--- Records supplied ---
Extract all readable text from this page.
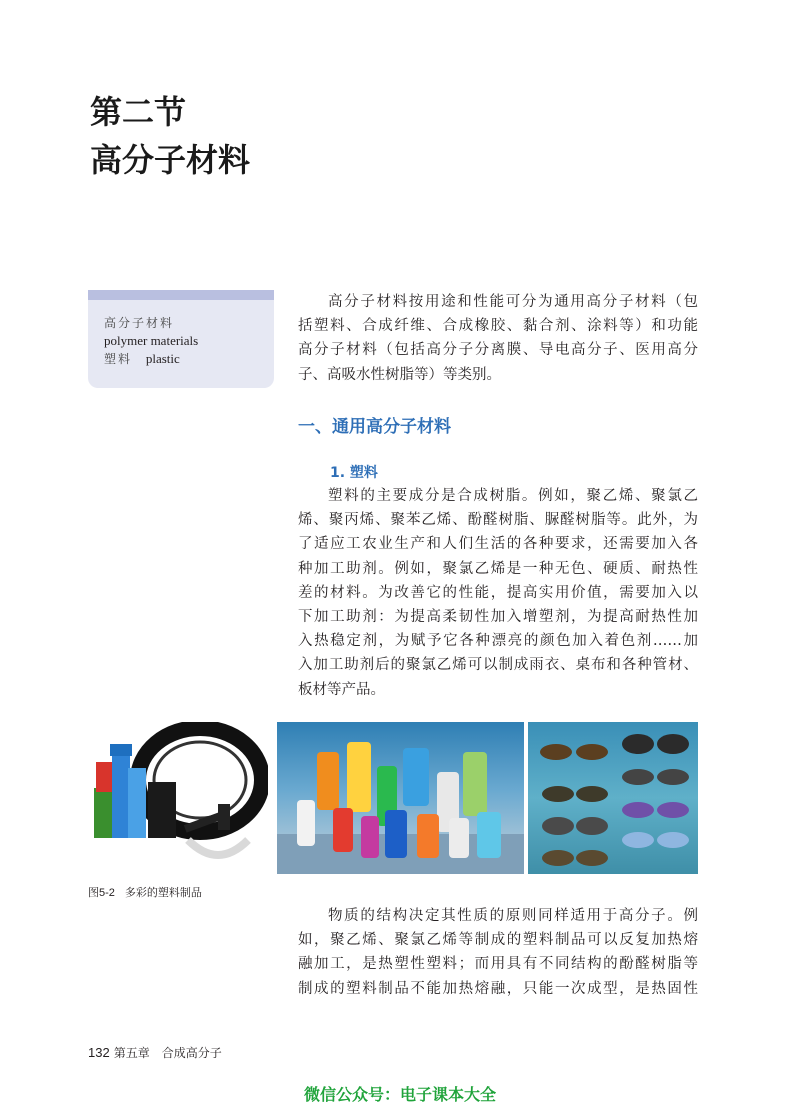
第二节
高分子材料
高分子材料
polymer materials
塑料 plastic
高分子材料按用途和性能可分为通用高分子材料（包
括塑料、合成纤维、合成橡胶、黏合剂、涂料等）和功能
高分子材料（包括高分子分离膜、导电高分子、医用高分
子、高吸水性树脂等）等类别。
一、通用高分子材料
1. 塑料
塑料的主要成分是合成树脂。例如，聚乙烯、聚氯乙
烯、聚丙烯、聚苯乙烯、酚醛树脂、脲醛树脂等。此外，为
了适应工农业生产和人们生活的各种要求，还需要加入各
种加工助剂。例如，聚氯乙烯是一种无色、硬质、耐热性
差的材料。为改善它的性能，提高实用价值，需要加入以
下加工助剂：为提高柔韧性加入增塑剂，为提高耐热性加
入热稳定剂，为赋予它各种漂亮的颜色加入着色剂……加
入加工助剂后的聚氯乙烯可以制成雨衣、桌布和各种管材、
板材等产品。

图5-2 多彩的塑料制品

物质的结构决定其性质的原则同样适用于高分子。例
如，聚乙烯、聚氯乙烯等制成的塑料制品可以反复加热熔
融加工，是热塑性塑料；而用具有不同结构的酚醛树脂等
制成的塑料制品不能加热熔融，只能一次成型，是热固性
132 第五章 合成高分子
微信公众号：电子课本大全
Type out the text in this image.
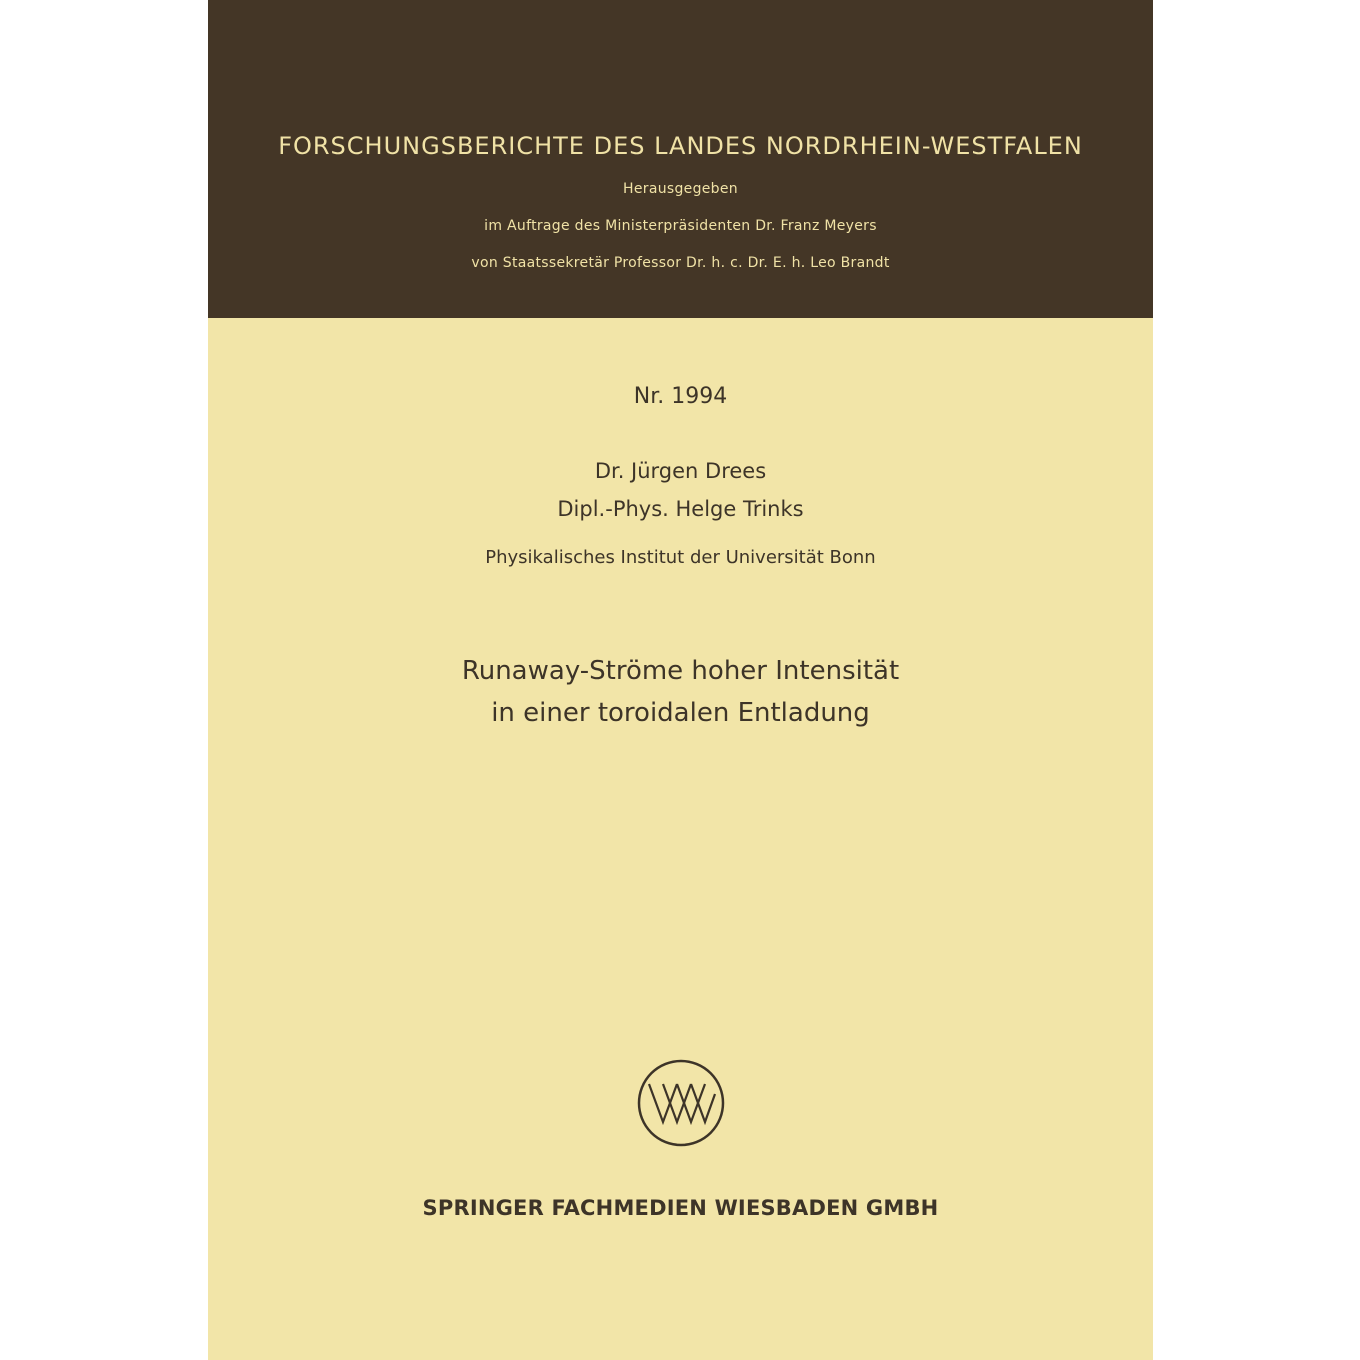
FORSCHUNGSBERICHTE DES LANDES NORDRHEIN-WESTFALEN
Herausgegeben
im Auftrage des Ministerpräsidenten Dr. Franz Meyers
von Staatssekretär Professor Dr. h. c. Dr. E. h. Leo Brandt
Nr. 1994
Dr. Jürgen Drees
Dipl.-Phys. Helge Trinks
Physikalisches Institut der Universität Bonn
Runaway-Ströme hoher Intensität
in einer toroidalen Entladung
SPRINGER FACHMEDIEN WIESBADEN GMBH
---
## Challenge
Everything from the line containing "Type out the text in this image." to the last line of the listing above must be reproduced exactly, with no pictures included.

## Output below
Type out the text in this image.
FORSCHUNGSBERICHTE DES LANDES NORDRHEIN-WESTFALEN
Herausgegeben
im Auftrage des Ministerpräsidenten Dr. Franz Meyers
von Staatssekretär Professor Dr. h. c. Dr. E. h. Leo Brandt
Nr. 1994
Dr. Jürgen Drees
Dipl.-Phys. Helge Trinks
Physikalisches Institut der Universität Bonn
Runaway-Ströme hoher Intensität
in einer toroidalen Entladung
SPRINGER FACHMEDIEN WIESBADEN GMBH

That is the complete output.